Problem details -> Reproduce each line of the material precisely.

** start Extracted records **

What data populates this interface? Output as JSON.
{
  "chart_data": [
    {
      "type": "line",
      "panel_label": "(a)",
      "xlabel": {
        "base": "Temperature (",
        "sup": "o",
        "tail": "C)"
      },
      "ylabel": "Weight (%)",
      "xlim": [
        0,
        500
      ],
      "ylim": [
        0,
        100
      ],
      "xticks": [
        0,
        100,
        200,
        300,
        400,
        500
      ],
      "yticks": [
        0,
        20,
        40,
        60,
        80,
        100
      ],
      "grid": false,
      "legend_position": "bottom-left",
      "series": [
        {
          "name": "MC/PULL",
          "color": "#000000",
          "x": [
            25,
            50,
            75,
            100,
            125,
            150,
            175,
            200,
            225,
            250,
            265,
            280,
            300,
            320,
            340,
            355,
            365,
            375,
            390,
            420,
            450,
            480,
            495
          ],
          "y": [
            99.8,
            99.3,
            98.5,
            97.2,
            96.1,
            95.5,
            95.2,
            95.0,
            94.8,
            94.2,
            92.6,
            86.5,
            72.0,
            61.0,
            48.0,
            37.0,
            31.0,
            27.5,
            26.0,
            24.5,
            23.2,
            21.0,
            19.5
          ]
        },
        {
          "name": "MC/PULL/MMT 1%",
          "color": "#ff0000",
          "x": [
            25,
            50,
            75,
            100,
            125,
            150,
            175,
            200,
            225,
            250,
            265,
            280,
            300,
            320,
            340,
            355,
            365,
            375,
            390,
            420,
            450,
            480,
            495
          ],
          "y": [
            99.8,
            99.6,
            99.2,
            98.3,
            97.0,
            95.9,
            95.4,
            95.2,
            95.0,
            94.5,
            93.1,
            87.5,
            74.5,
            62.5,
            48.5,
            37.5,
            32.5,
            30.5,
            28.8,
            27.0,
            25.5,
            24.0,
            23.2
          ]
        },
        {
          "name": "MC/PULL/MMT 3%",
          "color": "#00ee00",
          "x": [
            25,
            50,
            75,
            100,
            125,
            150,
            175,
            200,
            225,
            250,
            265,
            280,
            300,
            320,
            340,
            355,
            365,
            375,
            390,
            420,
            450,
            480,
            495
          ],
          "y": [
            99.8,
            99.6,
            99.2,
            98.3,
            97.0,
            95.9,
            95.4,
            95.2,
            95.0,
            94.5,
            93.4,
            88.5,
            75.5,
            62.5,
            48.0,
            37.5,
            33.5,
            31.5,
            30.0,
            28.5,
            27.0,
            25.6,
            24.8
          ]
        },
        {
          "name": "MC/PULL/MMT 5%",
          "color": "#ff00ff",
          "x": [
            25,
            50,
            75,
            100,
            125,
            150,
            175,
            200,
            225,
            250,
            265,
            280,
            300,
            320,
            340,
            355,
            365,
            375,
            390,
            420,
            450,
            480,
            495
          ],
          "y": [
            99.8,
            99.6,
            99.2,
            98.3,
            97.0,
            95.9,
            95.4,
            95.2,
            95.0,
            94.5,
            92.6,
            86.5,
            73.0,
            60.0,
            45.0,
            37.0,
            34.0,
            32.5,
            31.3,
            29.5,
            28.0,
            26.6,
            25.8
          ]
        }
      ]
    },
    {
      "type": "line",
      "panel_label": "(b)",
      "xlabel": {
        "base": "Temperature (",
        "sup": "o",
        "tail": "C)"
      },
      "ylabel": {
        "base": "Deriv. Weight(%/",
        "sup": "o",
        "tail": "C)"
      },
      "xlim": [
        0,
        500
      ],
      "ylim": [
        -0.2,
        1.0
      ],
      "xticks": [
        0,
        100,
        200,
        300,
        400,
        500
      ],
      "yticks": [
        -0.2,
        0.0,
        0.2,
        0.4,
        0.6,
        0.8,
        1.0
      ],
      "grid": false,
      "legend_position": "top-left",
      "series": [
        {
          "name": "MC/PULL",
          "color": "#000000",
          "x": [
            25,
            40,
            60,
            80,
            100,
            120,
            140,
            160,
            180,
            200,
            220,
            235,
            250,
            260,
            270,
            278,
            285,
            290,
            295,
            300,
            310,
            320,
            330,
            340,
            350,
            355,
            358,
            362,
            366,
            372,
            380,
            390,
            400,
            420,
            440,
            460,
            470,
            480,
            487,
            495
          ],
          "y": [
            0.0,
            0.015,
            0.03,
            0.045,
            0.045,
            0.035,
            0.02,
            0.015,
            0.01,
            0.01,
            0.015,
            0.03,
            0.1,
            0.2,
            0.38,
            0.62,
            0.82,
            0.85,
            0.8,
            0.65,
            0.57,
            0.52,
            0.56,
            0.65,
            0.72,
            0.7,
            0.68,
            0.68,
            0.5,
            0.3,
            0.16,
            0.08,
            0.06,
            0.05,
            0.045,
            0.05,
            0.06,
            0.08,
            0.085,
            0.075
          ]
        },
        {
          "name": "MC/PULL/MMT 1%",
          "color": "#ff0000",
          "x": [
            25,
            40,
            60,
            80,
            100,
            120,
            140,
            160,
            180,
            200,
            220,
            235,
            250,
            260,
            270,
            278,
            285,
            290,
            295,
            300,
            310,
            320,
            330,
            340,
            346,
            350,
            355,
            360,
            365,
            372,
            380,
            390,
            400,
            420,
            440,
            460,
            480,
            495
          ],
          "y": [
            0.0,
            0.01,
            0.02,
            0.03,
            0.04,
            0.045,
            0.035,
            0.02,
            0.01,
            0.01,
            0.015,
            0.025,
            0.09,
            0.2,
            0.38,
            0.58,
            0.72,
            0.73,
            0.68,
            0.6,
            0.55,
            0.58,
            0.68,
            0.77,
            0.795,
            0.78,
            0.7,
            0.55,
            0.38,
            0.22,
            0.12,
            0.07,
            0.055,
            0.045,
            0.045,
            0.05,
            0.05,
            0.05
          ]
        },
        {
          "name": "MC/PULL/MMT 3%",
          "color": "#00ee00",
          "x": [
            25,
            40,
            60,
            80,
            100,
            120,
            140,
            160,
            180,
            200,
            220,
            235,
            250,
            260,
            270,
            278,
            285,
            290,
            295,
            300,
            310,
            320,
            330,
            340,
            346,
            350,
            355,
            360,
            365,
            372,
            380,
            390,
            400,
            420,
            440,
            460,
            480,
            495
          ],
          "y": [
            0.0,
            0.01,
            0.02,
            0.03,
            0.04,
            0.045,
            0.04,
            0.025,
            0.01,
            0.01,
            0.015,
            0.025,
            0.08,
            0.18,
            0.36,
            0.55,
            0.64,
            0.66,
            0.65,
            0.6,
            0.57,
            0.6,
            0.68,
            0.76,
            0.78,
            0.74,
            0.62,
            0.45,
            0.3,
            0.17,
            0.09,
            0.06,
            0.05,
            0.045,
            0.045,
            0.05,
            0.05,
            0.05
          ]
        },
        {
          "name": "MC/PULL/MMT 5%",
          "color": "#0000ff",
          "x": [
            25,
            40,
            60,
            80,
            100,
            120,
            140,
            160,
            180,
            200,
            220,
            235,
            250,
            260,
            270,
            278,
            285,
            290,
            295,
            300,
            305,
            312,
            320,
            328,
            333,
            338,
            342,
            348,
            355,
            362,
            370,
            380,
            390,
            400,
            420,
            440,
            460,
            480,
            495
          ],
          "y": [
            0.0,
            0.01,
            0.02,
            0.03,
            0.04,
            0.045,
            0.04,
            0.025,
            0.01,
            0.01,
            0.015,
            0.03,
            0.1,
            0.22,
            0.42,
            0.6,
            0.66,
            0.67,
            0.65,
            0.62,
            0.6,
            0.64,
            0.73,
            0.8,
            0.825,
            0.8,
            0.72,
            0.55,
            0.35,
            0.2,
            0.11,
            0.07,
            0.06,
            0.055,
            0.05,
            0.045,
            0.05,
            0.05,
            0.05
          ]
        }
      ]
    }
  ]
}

** end Extracted records **

Solution to the problem ->
What data populates this interface? Output as JSON.
{
  "chart_data": [
    {
      "type": "line",
      "panel_label": "(a)",
      "xlabel": {
        "base": "Temperature (",
        "sup": "o",
        "tail": "C)"
      },
      "ylabel": "Weight (%)",
      "xlim": [
        0,
        500
      ],
      "ylim": [
        0,
        100
      ],
      "xticks": [
        0,
        100,
        200,
        300,
        400,
        500
      ],
      "yticks": [
        0,
        20,
        40,
        60,
        80,
        100
      ],
      "grid": false,
      "legend_position": "bottom-left",
      "series": [
        {
          "name": "MC/PULL",
          "color": "#000000",
          "x": [
            25,
            50,
            75,
            100,
            125,
            150,
            175,
            200,
            225,
            250,
            265,
            280,
            300,
            320,
            340,
            355,
            365,
            375,
            390,
            420,
            450,
            480,
            495
          ],
          "y": [
            99.8,
            99.3,
            98.5,
            97.2,
            96.1,
            95.5,
            95.2,
            95.0,
            94.8,
            94.2,
            92.6,
            86.5,
            72.0,
            61.0,
            48.0,
            37.0,
            31.0,
            27.5,
            26.0,
            24.5,
            23.2,
            21.0,
            19.5
          ]
        },
        {
          "name": "MC/PULL/MMT 1%",
          "color": "#ff0000",
          "x": [
            25,
            50,
            75,
            100,
            125,
            150,
            175,
            200,
            225,
            250,
            265,
            280,
            300,
            320,
            340,
            355,
            365,
            375,
            390,
            420,
            450,
            480,
            495
          ],
          "y": [
            99.8,
            99.6,
            99.2,
            98.3,
            97.0,
            95.9,
            95.4,
            95.2,
            95.0,
            94.5,
            93.1,
            87.5,
            74.5,
            62.5,
            48.5,
            37.5,
            32.5,
            30.5,
            28.8,
            27.0,
            25.5,
            24.0,
            23.2
          ]
        },
        {
          "name": "MC/PULL/MMT 3%",
          "color": "#00ee00",
          "x": [
            25,
            50,
            75,
            100,
            125,
            150,
            175,
            200,
            225,
            250,
            265,
            280,
            300,
            320,
            340,
            355,
            365,
            375,
            390,
            420,
            450,
            480,
            495
          ],
          "y": [
            99.8,
            99.6,
            99.2,
            98.3,
            97.0,
            95.9,
            95.4,
            95.2,
            95.0,
            94.5,
            93.4,
            88.5,
            75.5,
            62.5,
            48.0,
            37.5,
            33.5,
            31.5,
            30.0,
            28.5,
            27.0,
            25.6,
            24.8
          ]
        },
        {
          "name": "MC/PULL/MMT 5%",
          "color": "#ff00ff",
          "x": [
            25,
            50,
            75,
            100,
            125,
            150,
            175,
            200,
            225,
            250,
            265,
            280,
            300,
            320,
            340,
            355,
            365,
            375,
            390,
            420,
            450,
            480,
            495
          ],
          "y": [
            99.8,
            99.6,
            99.2,
            98.3,
            97.0,
            95.9,
            95.4,
            95.2,
            95.0,
            94.5,
            92.6,
            86.5,
            73.0,
            60.0,
            45.0,
            37.0,
            34.0,
            32.5,
            31.3,
            29.5,
            28.0,
            26.6,
            25.8
          ]
        }
      ]
    },
    {
      "type": "line",
      "panel_label": "(b)",
      "xlabel": {
        "base": "Temperature (",
        "sup": "o",
        "tail": "C)"
      },
      "ylabel": {
        "base": "Deriv. Weight(%/",
        "sup": "o",
        "tail": "C)"
      },
      "xlim": [
        0,
        500
      ],
      "ylim": [
        -0.2,
        1.0
      ],
      "xticks": [
        0,
        100,
        200,
        300,
        400,
        500
      ],
      "yticks": [
        -0.2,
        0.0,
        0.2,
        0.4,
        0.6,
        0.8,
        1.0
      ],
      "grid": false,
      "legend_position": "top-left",
      "series": [
        {
          "name": "MC/PULL",
          "color": "#000000",
          "x": [
            25,
            40,
            60,
            80,
            100,
            120,
            140,
            160,
            180,
            200,
            220,
            235,
            250,
            260,
            270,
            278,
            285,
            290,
            295,
            300,
            310,
            320,
            330,
            340,
            350,
            355,
            358,
            362,
            366,
            372,
            380,
            390,
            400,
            420,
            440,
            460,
            470,
            480,
            487,
            495
          ],
          "y": [
            0.0,
            0.015,
            0.03,
            0.045,
            0.045,
            0.035,
            0.02,
            0.015,
            0.01,
            0.01,
            0.015,
            0.03,
            0.1,
            0.2,
            0.38,
            0.62,
            0.82,
            0.85,
            0.8,
            0.65,
            0.57,
            0.52,
            0.56,
            0.65,
            0.72,
            0.7,
            0.68,
            0.68,
            0.5,
            0.3,
            0.16,
            0.08,
            0.06,
            0.05,
            0.045,
            0.05,
            0.06,
            0.08,
            0.085,
            0.075
          ]
        },
        {
          "name": "MC/PULL/MMT 1%",
          "color": "#ff0000",
          "x": [
            25,
            40,
            60,
            80,
            100,
            120,
            140,
            160,
            180,
            200,
            220,
            235,
            250,
            260,
            270,
            278,
            285,
            290,
            295,
            300,
            310,
            320,
            330,
            340,
            346,
            350,
            355,
            360,
            365,
            372,
            380,
            390,
            400,
            420,
            440,
            460,
            480,
            495
          ],
          "y": [
            0.0,
            0.01,
            0.02,
            0.03,
            0.04,
            0.045,
            0.035,
            0.02,
            0.01,
            0.01,
            0.015,
            0.025,
            0.09,
            0.2,
            0.38,
            0.58,
            0.72,
            0.73,
            0.68,
            0.6,
            0.55,
            0.58,
            0.68,
            0.77,
            0.795,
            0.78,
            0.7,
            0.55,
            0.38,
            0.22,
            0.12,
            0.07,
            0.055,
            0.045,
            0.045,
            0.05,
            0.05,
            0.05
          ]
        },
        {
          "name": "MC/PULL/MMT 3%",
          "color": "#00ee00",
          "x": [
            25,
            40,
            60,
            80,
            100,
            120,
            140,
            160,
            180,
            200,
            220,
            235,
            250,
            260,
            270,
            278,
            285,
            290,
            295,
            300,
            310,
            320,
            330,
            340,
            346,
            350,
            355,
            360,
            365,
            372,
            380,
            390,
            400,
            420,
            440,
            460,
            480,
            495
          ],
          "y": [
            0.0,
            0.01,
            0.02,
            0.03,
            0.04,
            0.045,
            0.04,
            0.025,
            0.01,
            0.01,
            0.015,
            0.025,
            0.08,
            0.18,
            0.36,
            0.55,
            0.64,
            0.66,
            0.65,
            0.6,
            0.57,
            0.6,
            0.68,
            0.76,
            0.78,
            0.74,
            0.62,
            0.45,
            0.3,
            0.17,
            0.09,
            0.06,
            0.05,
            0.045,
            0.045,
            0.05,
            0.05,
            0.05
          ]
        },
        {
          "name": "MC/PULL/MMT 5%",
          "color": "#0000ff",
          "x": [
            25,
            40,
            60,
            80,
            100,
            120,
            140,
            160,
            180,
            200,
            220,
            235,
            250,
            260,
            270,
            278,
            285,
            290,
            295,
            300,
            305,
            312,
            320,
            328,
            333,
            338,
            342,
            348,
            355,
            362,
            370,
            380,
            390,
            400,
            420,
            440,
            460,
            480,
            495
          ],
          "y": [
            0.0,
            0.01,
            0.02,
            0.03,
            0.04,
            0.045,
            0.04,
            0.025,
            0.01,
            0.01,
            0.015,
            0.03,
            0.1,
            0.22,
            0.42,
            0.6,
            0.66,
            0.67,
            0.65,
            0.62,
            0.6,
            0.64,
            0.73,
            0.8,
            0.825,
            0.8,
            0.72,
            0.55,
            0.35,
            0.2,
            0.11,
            0.07,
            0.06,
            0.055,
            0.05,
            0.045,
            0.05,
            0.05,
            0.05
          ]
        }
      ]
    }
  ]
}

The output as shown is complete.